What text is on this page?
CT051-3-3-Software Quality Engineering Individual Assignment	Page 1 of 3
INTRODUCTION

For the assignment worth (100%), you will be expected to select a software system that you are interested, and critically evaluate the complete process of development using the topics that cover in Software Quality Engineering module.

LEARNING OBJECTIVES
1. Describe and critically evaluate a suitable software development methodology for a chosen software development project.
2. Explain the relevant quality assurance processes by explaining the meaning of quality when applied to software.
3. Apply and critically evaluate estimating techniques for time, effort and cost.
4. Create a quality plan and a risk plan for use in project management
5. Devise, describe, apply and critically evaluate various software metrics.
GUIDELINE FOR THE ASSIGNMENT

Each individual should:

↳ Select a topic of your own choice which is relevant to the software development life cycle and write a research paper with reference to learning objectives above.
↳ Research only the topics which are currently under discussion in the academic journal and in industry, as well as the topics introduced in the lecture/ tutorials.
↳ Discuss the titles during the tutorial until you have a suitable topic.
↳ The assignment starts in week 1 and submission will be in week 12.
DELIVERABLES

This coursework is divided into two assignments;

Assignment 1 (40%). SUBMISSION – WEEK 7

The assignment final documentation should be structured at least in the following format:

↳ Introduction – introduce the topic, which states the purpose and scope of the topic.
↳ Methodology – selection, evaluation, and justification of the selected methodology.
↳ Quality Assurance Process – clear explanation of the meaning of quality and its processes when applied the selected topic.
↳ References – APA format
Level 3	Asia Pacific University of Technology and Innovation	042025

* * *

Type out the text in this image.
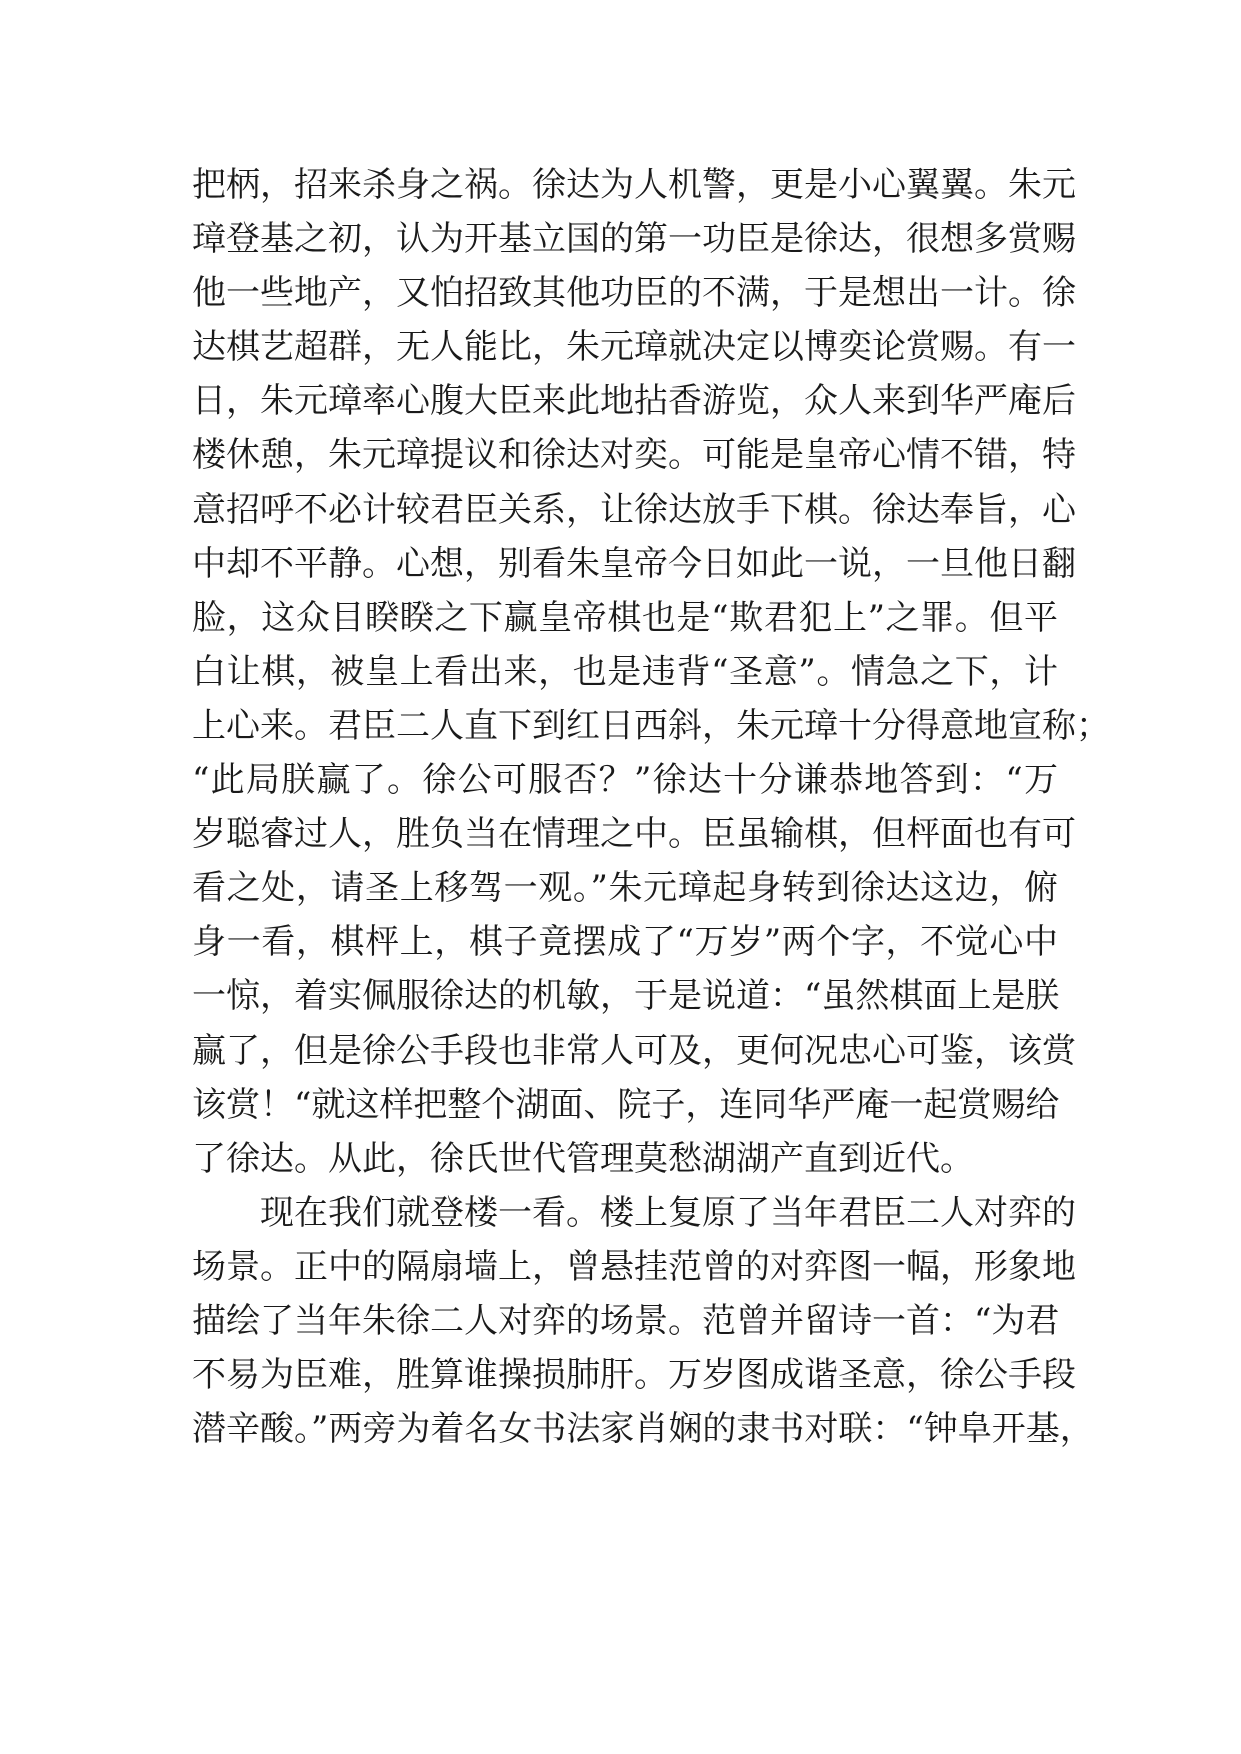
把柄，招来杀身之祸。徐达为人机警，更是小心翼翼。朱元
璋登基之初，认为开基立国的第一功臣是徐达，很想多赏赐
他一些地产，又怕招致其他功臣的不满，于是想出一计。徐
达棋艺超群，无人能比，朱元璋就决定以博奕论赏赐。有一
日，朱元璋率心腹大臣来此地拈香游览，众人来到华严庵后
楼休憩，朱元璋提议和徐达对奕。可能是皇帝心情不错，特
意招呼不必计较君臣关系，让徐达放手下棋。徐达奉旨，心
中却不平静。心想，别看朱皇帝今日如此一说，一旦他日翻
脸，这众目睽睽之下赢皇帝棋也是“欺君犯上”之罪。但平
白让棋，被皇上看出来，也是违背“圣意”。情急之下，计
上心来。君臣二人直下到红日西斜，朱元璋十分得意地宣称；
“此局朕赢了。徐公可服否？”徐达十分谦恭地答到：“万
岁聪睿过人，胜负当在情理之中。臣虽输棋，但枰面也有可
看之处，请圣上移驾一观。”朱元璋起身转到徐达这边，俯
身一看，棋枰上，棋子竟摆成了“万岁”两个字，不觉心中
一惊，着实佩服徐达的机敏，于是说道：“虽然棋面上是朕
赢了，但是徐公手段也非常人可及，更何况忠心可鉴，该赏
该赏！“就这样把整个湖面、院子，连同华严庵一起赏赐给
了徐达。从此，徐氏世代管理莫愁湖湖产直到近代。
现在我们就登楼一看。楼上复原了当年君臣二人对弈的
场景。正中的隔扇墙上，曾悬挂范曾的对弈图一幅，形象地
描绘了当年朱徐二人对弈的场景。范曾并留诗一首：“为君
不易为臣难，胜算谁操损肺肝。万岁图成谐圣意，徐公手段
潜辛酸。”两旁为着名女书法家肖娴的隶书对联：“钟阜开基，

Written request: Work through the records above line by line and count those that hold the string "applied". Give only the result.

Answer for the task: 2